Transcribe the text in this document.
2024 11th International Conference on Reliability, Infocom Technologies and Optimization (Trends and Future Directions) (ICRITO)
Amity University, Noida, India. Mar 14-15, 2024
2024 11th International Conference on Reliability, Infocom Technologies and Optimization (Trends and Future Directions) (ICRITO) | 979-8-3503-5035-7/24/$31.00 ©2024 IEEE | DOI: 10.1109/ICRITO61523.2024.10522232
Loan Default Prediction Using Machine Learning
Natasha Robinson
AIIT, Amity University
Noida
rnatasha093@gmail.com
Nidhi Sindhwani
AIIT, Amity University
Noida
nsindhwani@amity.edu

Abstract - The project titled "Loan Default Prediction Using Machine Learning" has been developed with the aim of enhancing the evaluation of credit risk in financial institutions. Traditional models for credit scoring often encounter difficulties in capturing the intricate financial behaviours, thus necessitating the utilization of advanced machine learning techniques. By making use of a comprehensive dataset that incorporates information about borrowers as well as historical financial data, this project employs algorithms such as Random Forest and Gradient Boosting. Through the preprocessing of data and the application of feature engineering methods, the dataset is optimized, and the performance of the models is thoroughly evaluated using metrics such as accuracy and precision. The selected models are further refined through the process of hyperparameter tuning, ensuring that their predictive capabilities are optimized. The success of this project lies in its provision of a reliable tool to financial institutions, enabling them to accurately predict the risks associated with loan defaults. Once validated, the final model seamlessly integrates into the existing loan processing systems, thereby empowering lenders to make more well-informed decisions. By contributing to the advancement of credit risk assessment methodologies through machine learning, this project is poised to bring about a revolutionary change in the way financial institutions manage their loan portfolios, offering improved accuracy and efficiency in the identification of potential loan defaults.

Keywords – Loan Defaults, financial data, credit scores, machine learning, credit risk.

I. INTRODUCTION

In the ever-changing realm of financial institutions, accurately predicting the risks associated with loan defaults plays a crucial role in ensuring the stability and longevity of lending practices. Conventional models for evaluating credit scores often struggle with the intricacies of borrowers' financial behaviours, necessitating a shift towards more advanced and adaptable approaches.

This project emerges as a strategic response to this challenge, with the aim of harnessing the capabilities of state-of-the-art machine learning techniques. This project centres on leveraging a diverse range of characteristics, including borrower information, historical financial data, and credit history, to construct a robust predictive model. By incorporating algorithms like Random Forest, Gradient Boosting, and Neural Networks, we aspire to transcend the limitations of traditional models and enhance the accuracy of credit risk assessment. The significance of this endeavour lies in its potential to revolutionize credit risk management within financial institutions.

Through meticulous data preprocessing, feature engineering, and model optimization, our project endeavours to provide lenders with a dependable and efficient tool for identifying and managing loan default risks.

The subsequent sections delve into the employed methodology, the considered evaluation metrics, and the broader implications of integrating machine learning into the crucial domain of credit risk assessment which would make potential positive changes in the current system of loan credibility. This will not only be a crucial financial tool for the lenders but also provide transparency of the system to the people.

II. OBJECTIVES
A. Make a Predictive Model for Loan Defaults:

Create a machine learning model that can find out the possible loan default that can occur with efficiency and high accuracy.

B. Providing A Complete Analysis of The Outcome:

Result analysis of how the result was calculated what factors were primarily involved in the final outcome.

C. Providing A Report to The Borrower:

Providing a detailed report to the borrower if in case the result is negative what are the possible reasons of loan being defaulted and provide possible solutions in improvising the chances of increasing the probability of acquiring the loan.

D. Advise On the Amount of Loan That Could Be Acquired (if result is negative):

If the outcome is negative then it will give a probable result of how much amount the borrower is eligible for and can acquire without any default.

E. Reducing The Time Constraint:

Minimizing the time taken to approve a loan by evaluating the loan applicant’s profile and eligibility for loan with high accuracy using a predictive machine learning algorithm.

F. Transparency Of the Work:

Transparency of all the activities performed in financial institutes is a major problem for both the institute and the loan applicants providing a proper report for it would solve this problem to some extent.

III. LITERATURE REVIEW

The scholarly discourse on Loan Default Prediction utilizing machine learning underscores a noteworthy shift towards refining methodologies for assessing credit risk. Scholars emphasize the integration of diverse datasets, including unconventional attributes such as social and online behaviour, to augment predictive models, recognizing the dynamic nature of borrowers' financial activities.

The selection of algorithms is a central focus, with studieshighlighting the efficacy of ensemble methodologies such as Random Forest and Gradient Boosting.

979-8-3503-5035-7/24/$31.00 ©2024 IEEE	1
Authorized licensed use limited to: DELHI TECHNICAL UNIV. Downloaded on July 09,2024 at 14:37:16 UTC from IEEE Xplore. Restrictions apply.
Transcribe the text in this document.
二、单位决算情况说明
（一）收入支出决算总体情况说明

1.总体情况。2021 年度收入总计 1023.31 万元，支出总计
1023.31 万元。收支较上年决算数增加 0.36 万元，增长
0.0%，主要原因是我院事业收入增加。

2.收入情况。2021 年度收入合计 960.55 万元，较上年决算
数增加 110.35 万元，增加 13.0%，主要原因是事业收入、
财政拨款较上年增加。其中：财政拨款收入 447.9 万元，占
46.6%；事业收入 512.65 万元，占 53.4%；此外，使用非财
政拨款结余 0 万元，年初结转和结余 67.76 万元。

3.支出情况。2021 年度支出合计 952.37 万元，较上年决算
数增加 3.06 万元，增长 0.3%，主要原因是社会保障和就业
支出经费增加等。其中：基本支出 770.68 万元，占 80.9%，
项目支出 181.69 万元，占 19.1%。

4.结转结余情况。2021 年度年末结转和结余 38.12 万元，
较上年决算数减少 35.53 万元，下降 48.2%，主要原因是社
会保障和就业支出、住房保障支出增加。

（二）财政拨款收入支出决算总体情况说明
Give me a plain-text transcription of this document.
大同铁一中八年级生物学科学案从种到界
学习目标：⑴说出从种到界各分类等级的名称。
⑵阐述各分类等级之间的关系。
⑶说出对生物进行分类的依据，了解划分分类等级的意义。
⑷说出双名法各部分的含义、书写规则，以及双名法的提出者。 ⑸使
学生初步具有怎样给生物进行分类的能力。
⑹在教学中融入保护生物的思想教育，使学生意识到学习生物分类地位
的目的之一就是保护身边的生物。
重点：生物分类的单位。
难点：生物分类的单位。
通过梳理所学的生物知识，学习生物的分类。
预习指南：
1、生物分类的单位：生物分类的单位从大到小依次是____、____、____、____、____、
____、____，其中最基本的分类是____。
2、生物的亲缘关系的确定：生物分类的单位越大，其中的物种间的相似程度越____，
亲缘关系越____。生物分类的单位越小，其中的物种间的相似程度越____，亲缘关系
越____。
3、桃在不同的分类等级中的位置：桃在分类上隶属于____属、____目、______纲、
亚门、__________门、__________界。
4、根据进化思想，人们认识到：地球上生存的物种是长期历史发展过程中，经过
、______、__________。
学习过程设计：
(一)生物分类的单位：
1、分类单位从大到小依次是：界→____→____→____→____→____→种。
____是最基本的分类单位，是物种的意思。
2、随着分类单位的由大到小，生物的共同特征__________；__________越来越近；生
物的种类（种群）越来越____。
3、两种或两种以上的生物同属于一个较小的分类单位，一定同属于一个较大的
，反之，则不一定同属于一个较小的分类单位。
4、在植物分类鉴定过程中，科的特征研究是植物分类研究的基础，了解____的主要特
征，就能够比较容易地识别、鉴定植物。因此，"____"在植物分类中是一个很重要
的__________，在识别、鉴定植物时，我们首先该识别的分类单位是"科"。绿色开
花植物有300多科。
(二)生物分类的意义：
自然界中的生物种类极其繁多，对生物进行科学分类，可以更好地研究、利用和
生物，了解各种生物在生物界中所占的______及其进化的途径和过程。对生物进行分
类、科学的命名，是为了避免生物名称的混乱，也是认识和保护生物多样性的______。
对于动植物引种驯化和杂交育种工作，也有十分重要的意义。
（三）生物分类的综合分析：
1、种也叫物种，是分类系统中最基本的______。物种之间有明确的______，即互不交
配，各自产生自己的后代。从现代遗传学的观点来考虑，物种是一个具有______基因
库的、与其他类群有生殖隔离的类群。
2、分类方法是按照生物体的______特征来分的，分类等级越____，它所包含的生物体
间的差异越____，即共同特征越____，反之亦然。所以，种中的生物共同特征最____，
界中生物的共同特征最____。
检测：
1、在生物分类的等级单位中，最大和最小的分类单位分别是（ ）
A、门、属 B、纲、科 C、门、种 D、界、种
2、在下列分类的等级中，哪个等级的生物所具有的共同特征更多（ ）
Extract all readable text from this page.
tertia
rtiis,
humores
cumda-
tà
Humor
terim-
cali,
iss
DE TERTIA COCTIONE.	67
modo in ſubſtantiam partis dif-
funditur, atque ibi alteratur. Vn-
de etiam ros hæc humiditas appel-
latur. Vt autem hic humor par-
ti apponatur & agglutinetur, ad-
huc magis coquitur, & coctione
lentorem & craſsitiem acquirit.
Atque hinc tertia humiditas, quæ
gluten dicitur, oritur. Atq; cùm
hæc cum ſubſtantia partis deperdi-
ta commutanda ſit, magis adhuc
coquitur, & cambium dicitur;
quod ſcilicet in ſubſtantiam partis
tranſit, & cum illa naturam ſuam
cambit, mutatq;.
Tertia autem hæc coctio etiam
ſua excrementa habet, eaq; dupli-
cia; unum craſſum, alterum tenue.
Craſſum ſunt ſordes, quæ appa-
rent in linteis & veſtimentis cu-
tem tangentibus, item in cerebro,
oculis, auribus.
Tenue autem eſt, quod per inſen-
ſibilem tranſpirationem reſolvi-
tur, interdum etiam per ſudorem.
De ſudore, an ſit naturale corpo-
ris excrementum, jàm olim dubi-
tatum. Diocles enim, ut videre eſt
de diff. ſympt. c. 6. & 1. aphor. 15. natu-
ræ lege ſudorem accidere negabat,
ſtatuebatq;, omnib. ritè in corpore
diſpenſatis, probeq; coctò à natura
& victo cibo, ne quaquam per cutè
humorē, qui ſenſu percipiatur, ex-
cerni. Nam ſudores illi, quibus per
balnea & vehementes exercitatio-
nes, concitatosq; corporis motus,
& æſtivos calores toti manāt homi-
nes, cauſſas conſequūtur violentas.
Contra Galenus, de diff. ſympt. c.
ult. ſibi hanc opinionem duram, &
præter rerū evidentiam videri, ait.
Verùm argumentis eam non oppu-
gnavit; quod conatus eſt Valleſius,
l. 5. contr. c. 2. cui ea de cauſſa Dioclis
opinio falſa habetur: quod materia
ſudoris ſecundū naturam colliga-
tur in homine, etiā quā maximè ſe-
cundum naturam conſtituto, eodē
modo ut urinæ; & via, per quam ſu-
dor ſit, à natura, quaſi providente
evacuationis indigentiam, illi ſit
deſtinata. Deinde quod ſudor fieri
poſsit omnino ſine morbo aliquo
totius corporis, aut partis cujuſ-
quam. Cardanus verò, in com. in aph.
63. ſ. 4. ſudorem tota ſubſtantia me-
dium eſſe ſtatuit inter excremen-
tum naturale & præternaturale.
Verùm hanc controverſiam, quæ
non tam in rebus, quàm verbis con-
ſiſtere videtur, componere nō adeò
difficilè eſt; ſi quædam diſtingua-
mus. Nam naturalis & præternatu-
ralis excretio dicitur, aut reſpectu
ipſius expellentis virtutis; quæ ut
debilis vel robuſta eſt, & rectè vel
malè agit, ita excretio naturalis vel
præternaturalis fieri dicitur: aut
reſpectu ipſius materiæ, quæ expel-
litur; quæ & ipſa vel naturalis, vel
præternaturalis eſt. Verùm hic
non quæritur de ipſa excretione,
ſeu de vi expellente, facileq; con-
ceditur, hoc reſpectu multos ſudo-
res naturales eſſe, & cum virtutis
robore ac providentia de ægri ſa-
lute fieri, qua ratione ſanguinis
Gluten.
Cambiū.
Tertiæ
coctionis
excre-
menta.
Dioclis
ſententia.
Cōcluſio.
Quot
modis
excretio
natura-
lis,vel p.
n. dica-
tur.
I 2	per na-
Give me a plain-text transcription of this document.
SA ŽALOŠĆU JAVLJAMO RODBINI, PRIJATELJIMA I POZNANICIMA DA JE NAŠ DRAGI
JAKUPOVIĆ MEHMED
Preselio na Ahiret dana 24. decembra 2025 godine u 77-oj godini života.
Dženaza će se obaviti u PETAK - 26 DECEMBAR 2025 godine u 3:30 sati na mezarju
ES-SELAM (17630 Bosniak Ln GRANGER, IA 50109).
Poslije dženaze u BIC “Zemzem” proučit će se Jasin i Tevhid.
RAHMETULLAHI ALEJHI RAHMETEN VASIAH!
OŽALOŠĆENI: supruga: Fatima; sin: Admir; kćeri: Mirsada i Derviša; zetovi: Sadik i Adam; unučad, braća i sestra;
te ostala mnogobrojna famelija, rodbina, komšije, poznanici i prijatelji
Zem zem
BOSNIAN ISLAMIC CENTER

= = = = =

→ Your task: List every line above that contains the word "Verùm".

→ Result:
Verùm argumentis eam non oppu-
Verùm hanc controverſiam, quæ
præternaturalis eſt. Verùm hic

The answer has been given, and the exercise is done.